Extract each line of the listing that contains the word "Open".

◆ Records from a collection
════════════════

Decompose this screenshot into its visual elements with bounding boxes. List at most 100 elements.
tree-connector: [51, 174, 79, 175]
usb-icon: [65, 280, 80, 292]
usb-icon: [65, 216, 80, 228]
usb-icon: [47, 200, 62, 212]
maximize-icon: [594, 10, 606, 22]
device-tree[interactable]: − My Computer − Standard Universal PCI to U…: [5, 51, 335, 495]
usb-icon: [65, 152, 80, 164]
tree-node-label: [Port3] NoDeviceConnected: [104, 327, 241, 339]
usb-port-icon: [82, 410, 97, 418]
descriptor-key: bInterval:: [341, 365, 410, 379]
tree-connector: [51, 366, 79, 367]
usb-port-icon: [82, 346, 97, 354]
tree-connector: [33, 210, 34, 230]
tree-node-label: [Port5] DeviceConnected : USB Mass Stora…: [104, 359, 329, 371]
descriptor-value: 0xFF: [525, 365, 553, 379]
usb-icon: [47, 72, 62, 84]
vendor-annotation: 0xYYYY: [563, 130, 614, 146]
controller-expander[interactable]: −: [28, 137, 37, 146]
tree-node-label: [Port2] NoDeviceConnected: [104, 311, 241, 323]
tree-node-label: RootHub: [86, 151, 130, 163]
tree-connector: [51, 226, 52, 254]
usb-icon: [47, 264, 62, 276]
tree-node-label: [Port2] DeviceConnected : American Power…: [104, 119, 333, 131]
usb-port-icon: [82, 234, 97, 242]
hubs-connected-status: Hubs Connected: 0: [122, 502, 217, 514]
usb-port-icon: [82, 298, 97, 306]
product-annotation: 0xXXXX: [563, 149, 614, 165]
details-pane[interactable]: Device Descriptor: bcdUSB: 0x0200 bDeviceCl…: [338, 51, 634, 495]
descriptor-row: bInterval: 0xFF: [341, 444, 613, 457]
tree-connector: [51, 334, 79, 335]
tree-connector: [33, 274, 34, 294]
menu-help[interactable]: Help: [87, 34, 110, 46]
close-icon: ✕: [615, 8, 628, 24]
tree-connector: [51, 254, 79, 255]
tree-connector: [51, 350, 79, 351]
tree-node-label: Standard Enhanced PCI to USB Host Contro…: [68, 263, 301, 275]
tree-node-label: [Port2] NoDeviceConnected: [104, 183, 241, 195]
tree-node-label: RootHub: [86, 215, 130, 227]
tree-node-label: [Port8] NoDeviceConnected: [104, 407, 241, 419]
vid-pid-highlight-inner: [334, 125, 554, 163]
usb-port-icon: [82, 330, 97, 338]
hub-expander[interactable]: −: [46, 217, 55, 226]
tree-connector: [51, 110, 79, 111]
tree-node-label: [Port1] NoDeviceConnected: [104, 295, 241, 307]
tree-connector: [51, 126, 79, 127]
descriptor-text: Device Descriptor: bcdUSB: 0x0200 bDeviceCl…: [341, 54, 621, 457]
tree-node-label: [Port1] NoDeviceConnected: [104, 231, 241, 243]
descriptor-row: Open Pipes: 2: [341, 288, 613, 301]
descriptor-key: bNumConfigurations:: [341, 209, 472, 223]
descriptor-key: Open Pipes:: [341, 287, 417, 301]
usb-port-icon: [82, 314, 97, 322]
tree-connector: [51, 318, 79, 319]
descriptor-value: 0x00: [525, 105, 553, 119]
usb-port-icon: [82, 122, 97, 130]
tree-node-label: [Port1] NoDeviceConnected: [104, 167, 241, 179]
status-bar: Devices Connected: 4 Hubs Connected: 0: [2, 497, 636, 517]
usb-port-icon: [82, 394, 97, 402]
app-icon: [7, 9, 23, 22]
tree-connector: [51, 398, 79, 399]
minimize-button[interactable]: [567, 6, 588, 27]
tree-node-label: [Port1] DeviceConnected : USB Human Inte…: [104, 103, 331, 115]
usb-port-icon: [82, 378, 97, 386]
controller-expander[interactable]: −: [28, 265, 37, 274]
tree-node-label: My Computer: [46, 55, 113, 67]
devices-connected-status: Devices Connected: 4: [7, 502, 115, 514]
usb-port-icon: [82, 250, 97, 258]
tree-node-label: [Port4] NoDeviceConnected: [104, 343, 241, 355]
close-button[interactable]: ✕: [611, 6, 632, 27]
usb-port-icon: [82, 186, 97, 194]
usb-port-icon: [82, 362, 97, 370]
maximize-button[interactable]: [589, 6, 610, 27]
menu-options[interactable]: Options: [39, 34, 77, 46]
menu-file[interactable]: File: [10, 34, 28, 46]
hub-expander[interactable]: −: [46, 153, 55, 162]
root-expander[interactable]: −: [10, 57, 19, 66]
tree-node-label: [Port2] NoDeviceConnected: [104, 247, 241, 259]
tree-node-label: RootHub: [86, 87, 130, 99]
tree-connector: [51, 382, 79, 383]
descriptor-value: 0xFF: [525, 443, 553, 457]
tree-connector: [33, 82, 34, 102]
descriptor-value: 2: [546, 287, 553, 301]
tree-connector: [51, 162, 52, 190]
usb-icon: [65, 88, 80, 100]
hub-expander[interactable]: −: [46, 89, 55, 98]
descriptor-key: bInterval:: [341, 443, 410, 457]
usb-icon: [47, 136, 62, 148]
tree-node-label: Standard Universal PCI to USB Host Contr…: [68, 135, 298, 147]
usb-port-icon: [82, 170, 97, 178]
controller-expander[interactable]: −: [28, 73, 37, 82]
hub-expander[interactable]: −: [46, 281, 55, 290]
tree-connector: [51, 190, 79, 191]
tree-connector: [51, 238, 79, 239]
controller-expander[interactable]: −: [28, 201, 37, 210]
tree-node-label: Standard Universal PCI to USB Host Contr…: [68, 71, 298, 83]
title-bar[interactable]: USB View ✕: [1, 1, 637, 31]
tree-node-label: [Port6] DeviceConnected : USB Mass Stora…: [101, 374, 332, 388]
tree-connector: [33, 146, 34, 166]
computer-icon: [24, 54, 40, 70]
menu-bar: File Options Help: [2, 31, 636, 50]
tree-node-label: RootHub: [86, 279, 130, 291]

════════════════

◆ OUTPUT
descriptor-row: Open Pipes: 2: [341, 288, 613, 301]
descriptor-key: Open Pipes:: [341, 287, 417, 301]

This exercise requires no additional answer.